▸ Material provided:
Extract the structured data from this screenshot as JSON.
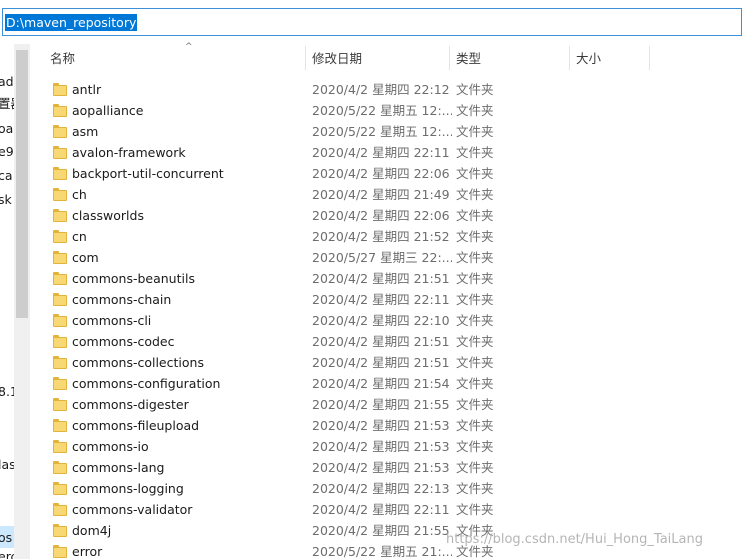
{
  "address": {
    "path": "D:\\maven_repository"
  },
  "nav": {
    "items": [
      {
        "text": "ad"
      },
      {
        "text": "置器"
      },
      {
        "text": "oa"
      },
      {
        "text": "e9"
      },
      {
        "text": "ca"
      },
      {
        "text": "sk"
      },
      {
        "text": "8.1"
      },
      {
        "text": "las"
      },
      {
        "text": "os"
      },
      {
        "text": "erc"
      }
    ]
  },
  "columns": {
    "name": "名称",
    "date": "修改日期",
    "type": "类型",
    "size": "大小",
    "sort_indicator": "^"
  },
  "files": [
    {
      "name": "antlr",
      "date": "2020/4/2 星期四 22:12",
      "type": "文件夹"
    },
    {
      "name": "aopalliance",
      "date": "2020/5/22 星期五 12:...",
      "type": "文件夹"
    },
    {
      "name": "asm",
      "date": "2020/5/22 星期五 12:...",
      "type": "文件夹"
    },
    {
      "name": "avalon-framework",
      "date": "2020/4/2 星期四 22:11",
      "type": "文件夹"
    },
    {
      "name": "backport-util-concurrent",
      "date": "2020/4/2 星期四 22:06",
      "type": "文件夹"
    },
    {
      "name": "ch",
      "date": "2020/4/2 星期四 21:49",
      "type": "文件夹"
    },
    {
      "name": "classworlds",
      "date": "2020/4/2 星期四 22:06",
      "type": "文件夹"
    },
    {
      "name": "cn",
      "date": "2020/4/2 星期四 21:52",
      "type": "文件夹"
    },
    {
      "name": "com",
      "date": "2020/5/27 星期三 22:...",
      "type": "文件夹"
    },
    {
      "name": "commons-beanutils",
      "date": "2020/4/2 星期四 21:51",
      "type": "文件夹"
    },
    {
      "name": "commons-chain",
      "date": "2020/4/2 星期四 22:11",
      "type": "文件夹"
    },
    {
      "name": "commons-cli",
      "date": "2020/4/2 星期四 22:10",
      "type": "文件夹"
    },
    {
      "name": "commons-codec",
      "date": "2020/4/2 星期四 21:51",
      "type": "文件夹"
    },
    {
      "name": "commons-collections",
      "date": "2020/4/2 星期四 21:51",
      "type": "文件夹"
    },
    {
      "name": "commons-configuration",
      "date": "2020/4/2 星期四 21:54",
      "type": "文件夹"
    },
    {
      "name": "commons-digester",
      "date": "2020/4/2 星期四 21:55",
      "type": "文件夹"
    },
    {
      "name": "commons-fileupload",
      "date": "2020/4/2 星期四 21:53",
      "type": "文件夹"
    },
    {
      "name": "commons-io",
      "date": "2020/4/2 星期四 21:53",
      "type": "文件夹"
    },
    {
      "name": "commons-lang",
      "date": "2020/4/2 星期四 21:53",
      "type": "文件夹"
    },
    {
      "name": "commons-logging",
      "date": "2020/4/2 星期四 22:13",
      "type": "文件夹"
    },
    {
      "name": "commons-validator",
      "date": "2020/4/2 星期四 22:11",
      "type": "文件夹"
    },
    {
      "name": "dom4j",
      "date": "2020/4/2 星期四 21:55",
      "type": "文件夹"
    },
    {
      "name": "error",
      "date": "2020/5/22 星期五 21:...",
      "type": "文件夹"
    }
  ],
  "watermark": "https://blog.csdn.net/Hui_Hong_TaiLang",
  "colors": {
    "selection": "#0078d7",
    "folder": "#f8d775",
    "folder_edge": "#e2b43b"
  }
}
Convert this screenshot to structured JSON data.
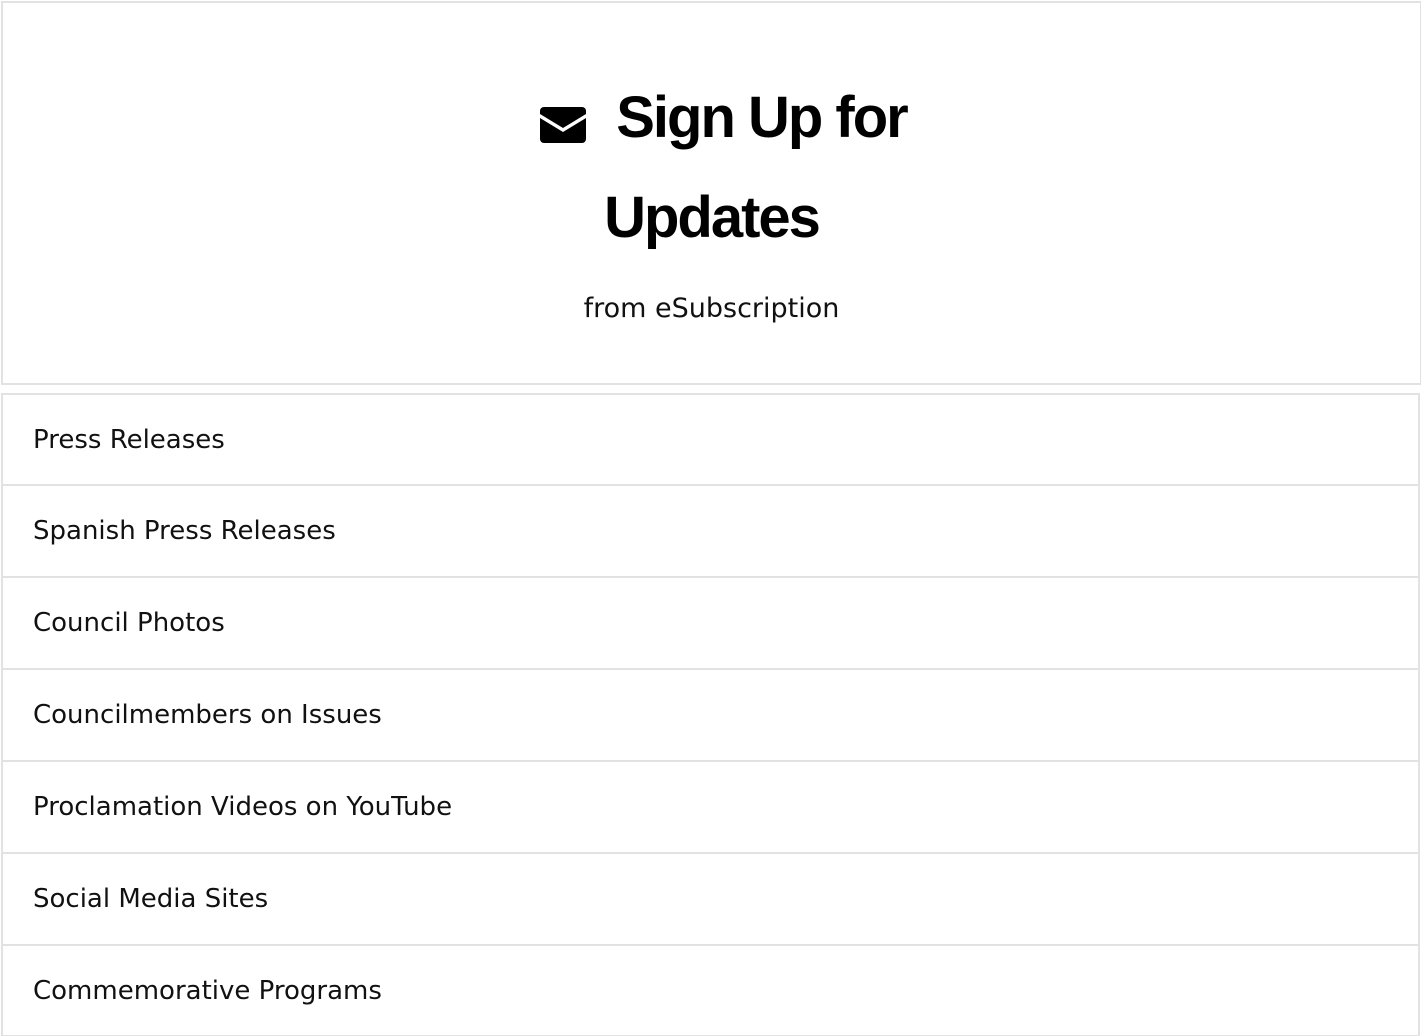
{
  "signup": {
    "icon": "envelope-icon",
    "title_line1": "Sign Up for",
    "title_line2": "Updates",
    "subtitle": "from eSubscription"
  },
  "topics": [
    {
      "label": "Press Releases"
    },
    {
      "label": "Spanish Press Releases"
    },
    {
      "label": "Council Photos"
    },
    {
      "label": "Councilmembers on Issues"
    },
    {
      "label": "Proclamation Videos on YouTube"
    },
    {
      "label": "Social Media Sites"
    },
    {
      "label": "Commemorative Programs"
    }
  ],
  "colors": {
    "border": "#e2e2e2",
    "text": "#111111",
    "title": "#000000"
  }
}
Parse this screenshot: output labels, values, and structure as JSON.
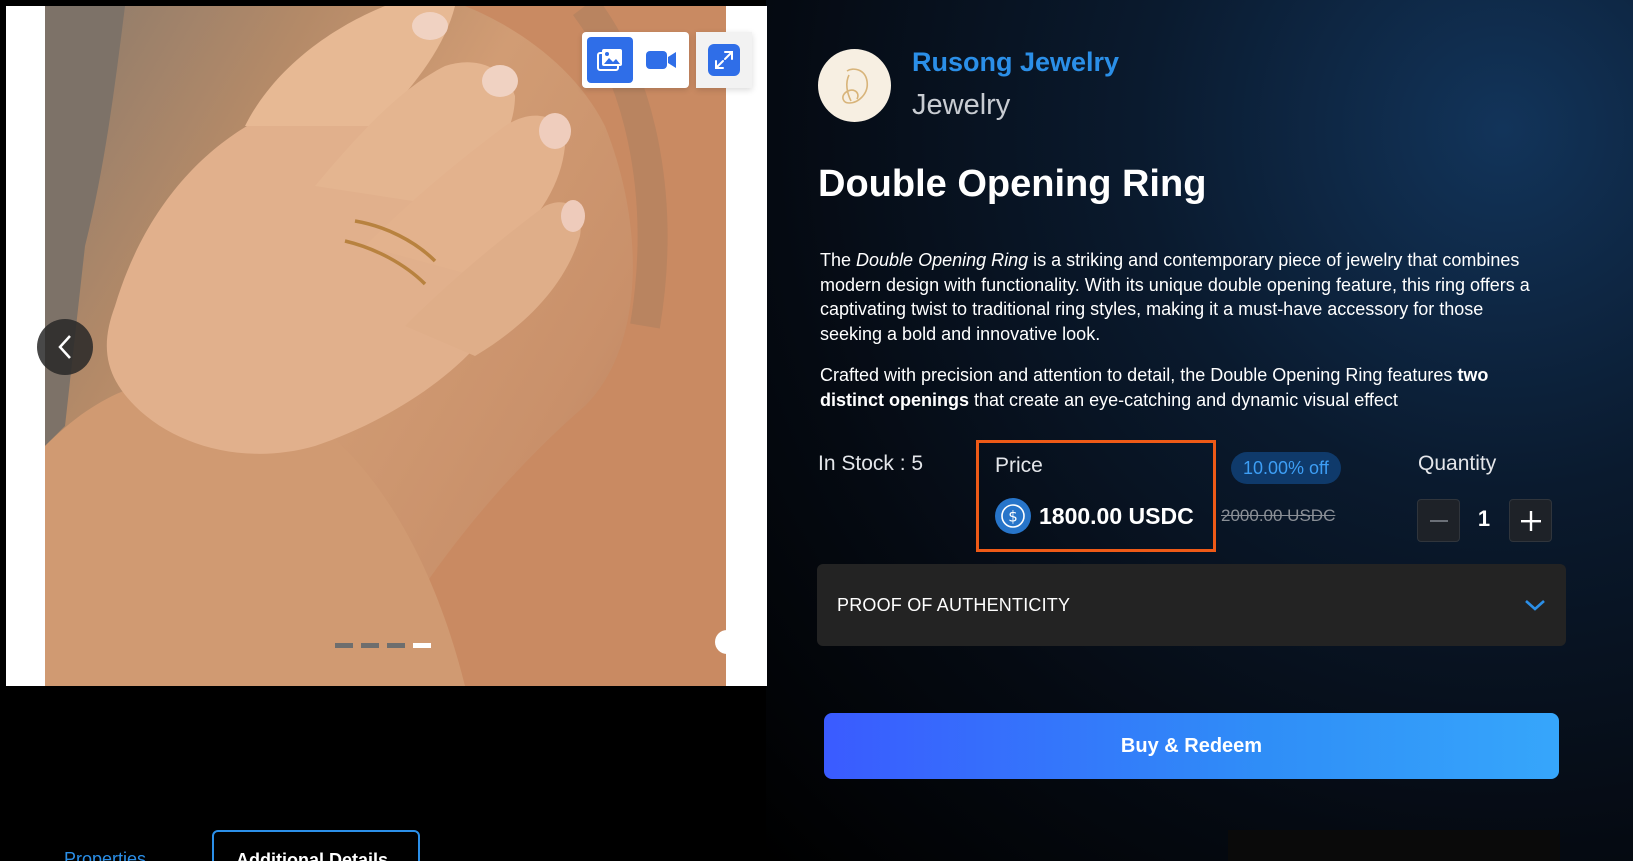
{
  "gallery": {
    "media_tabs": [
      "image-icon",
      "video-icon"
    ],
    "expand_icon": "expand-icon",
    "prev_icon": "chevron-left-icon",
    "slide_count": 4,
    "active_slide": 4
  },
  "merchant": {
    "name": "Rusong Jewelry",
    "category": "Jewelry",
    "logo_icon": "merchant-logo"
  },
  "product": {
    "title": "Double Opening Ring",
    "desc1_pre": "The ",
    "desc1_em": "Double Opening Ring",
    "desc1_post": " is a striking and contemporary piece of jewelry that combines modern design with functionality. With its unique double opening feature, this ring offers a captivating twist to traditional ring styles, making it a must-have accessory for those seeking a bold and innovative look.",
    "desc2_pre": "Crafted with precision and attention to detail, the Double Opening Ring features ",
    "desc2_strong": "two distinct openings",
    "desc2_post": " that create an eye-catching and dynamic visual effect"
  },
  "stock": {
    "label": "In Stock : 5"
  },
  "price": {
    "label": "Price",
    "value": "1800.00 USDC",
    "original": "2000.00 USDC",
    "discount": "10.00% off",
    "currency_icon": "usdc-icon",
    "highlight_color": "#ee5a17"
  },
  "quantity": {
    "label": "Quantity",
    "value": "1"
  },
  "accordion": {
    "title": "PROOF OF AUTHENTICITY"
  },
  "buy_button": {
    "label": "Buy & Redeem"
  },
  "tabs": {
    "properties": "Properties",
    "additional": "Additional Details"
  },
  "colors": {
    "accent": "#2b8fe8",
    "button_start": "#3a5bff",
    "button_end": "#36a6fb"
  }
}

▸ Problem statement: Make an exact copy of the data, leaving its pictures out.

▸ Written solution:
Extract the structured data from this screenshot as JSON.
{
  "address": {
    "path": "D:\\maven_repository"
  },
  "nav": {
    "items": [
      {
        "text": "ad"
      },
      {
        "text": "置器"
      },
      {
        "text": "oa"
      },
      {
        "text": "e9"
      },
      {
        "text": "ca"
      },
      {
        "text": "sk"
      },
      {
        "text": "8.1"
      },
      {
        "text": "las"
      },
      {
        "text": "os"
      },
      {
        "text": "erc"
      }
    ]
  },
  "columns": {
    "name": "名称",
    "date": "修改日期",
    "type": "类型",
    "size": "大小",
    "sort_indicator": "^"
  },
  "files": [
    {
      "name": "antlr",
      "date": "2020/4/2 星期四 22:12",
      "type": "文件夹"
    },
    {
      "name": "aopalliance",
      "date": "2020/5/22 星期五 12:...",
      "type": "文件夹"
    },
    {
      "name": "asm",
      "date": "2020/5/22 星期五 12:...",
      "type": "文件夹"
    },
    {
      "name": "avalon-framework",
      "date": "2020/4/2 星期四 22:11",
      "type": "文件夹"
    },
    {
      "name": "backport-util-concurrent",
      "date": "2020/4/2 星期四 22:06",
      "type": "文件夹"
    },
    {
      "name": "ch",
      "date": "2020/4/2 星期四 21:49",
      "type": "文件夹"
    },
    {
      "name": "classworlds",
      "date": "2020/4/2 星期四 22:06",
      "type": "文件夹"
    },
    {
      "name": "cn",
      "date": "2020/4/2 星期四 21:52",
      "type": "文件夹"
    },
    {
      "name": "com",
      "date": "2020/5/27 星期三 22:...",
      "type": "文件夹"
    },
    {
      "name": "commons-beanutils",
      "date": "2020/4/2 星期四 21:51",
      "type": "文件夹"
    },
    {
      "name": "commons-chain",
      "date": "2020/4/2 星期四 22:11",
      "type": "文件夹"
    },
    {
      "name": "commons-cli",
      "date": "2020/4/2 星期四 22:10",
      "type": "文件夹"
    },
    {
      "name": "commons-codec",
      "date": "2020/4/2 星期四 21:51",
      "type": "文件夹"
    },
    {
      "name": "commons-collections",
      "date": "2020/4/2 星期四 21:51",
      "type": "文件夹"
    },
    {
      "name": "commons-configuration",
      "date": "2020/4/2 星期四 21:54",
      "type": "文件夹"
    },
    {
      "name": "commons-digester",
      "date": "2020/4/2 星期四 21:55",
      "type": "文件夹"
    },
    {
      "name": "commons-fileupload",
      "date": "2020/4/2 星期四 21:53",
      "type": "文件夹"
    },
    {
      "name": "commons-io",
      "date": "2020/4/2 星期四 21:53",
      "type": "文件夹"
    },
    {
      "name": "commons-lang",
      "date": "2020/4/2 星期四 21:53",
      "type": "文件夹"
    },
    {
      "name": "commons-logging",
      "date": "2020/4/2 星期四 22:13",
      "type": "文件夹"
    },
    {
      "name": "commons-validator",
      "date": "2020/4/2 星期四 22:11",
      "type": "文件夹"
    },
    {
      "name": "dom4j",
      "date": "2020/4/2 星期四 21:55",
      "type": "文件夹"
    },
    {
      "name": "error",
      "date": "2020/5/22 星期五 21:...",
      "type": "文件夹"
    }
  ],
  "watermark": "https://blog.csdn.net/Hui_Hong_TaiLang",
  "colors": {
    "selection": "#0078d7",
    "folder": "#f8d775",
    "folder_edge": "#e2b43b"
  }
}
Convert this screenshot to structured JSON data.
{
  "signup": {
    "icon": "envelope-icon",
    "title_line1": "Sign Up for",
    "title_line2": "Updates",
    "subtitle": "from eSubscription"
  },
  "topics": [
    {
      "label": "Press Releases"
    },
    {
      "label": "Spanish Press Releases"
    },
    {
      "label": "Council Photos"
    },
    {
      "label": "Councilmembers on Issues"
    },
    {
      "label": "Proclamation Videos on YouTube"
    },
    {
      "label": "Social Media Sites"
    },
    {
      "label": "Commemorative Programs"
    }
  ],
  "colors": {
    "border": "#e2e2e2",
    "text": "#111111",
    "title": "#000000"
  }
}
Parse this screenshot: output labels, values, and structure as JSON.
{
  "gallery": {
    "media_tabs": [
      "image-icon",
      "video-icon"
    ],
    "expand_icon": "expand-icon",
    "prev_icon": "chevron-left-icon",
    "slide_count": 4,
    "active_slide": 4
  },
  "merchant": {
    "name": "Rusong Jewelry",
    "category": "Jewelry",
    "logo_icon": "merchant-logo"
  },
  "product": {
    "title": "Double Opening Ring",
    "desc1_pre": "The ",
    "desc1_em": "Double Opening Ring",
    "desc1_post": " is a striking and contemporary piece of jewelry that combines modern design with functionality. With its unique double opening feature, this ring offers a captivating twist to traditional ring styles, making it a must-have accessory for those seeking a bold and innovative look.",
    "desc2_pre": "Crafted with precision and attention to detail, the Double Opening Ring features ",
    "desc2_strong": "two distinct openings",
    "desc2_post": " that create an eye-catching and dynamic visual effect"
  },
  "stock": {
    "label": "In Stock : 5"
  },
  "price": {
    "label": "Price",
    "value": "1800.00 USDC",
    "original": "2000.00 USDC",
    "discount": "10.00% off",
    "currency_icon": "usdc-icon",
    "highlight_color": "#ee5a17"
  },
  "quantity": {
    "label": "Quantity",
    "value": "1"
  },
  "accordion": {
    "title": "PROOF OF AUTHENTICITY"
  },
  "buy_button": {
    "label": "Buy & Redeem"
  },
  "tabs": {
    "properties": "Properties",
    "additional": "Additional Details"
  },
  "colors": {
    "accent": "#2b8fe8",
    "button_start": "#3a5bff",
    "button_end": "#36a6fb"
  }
}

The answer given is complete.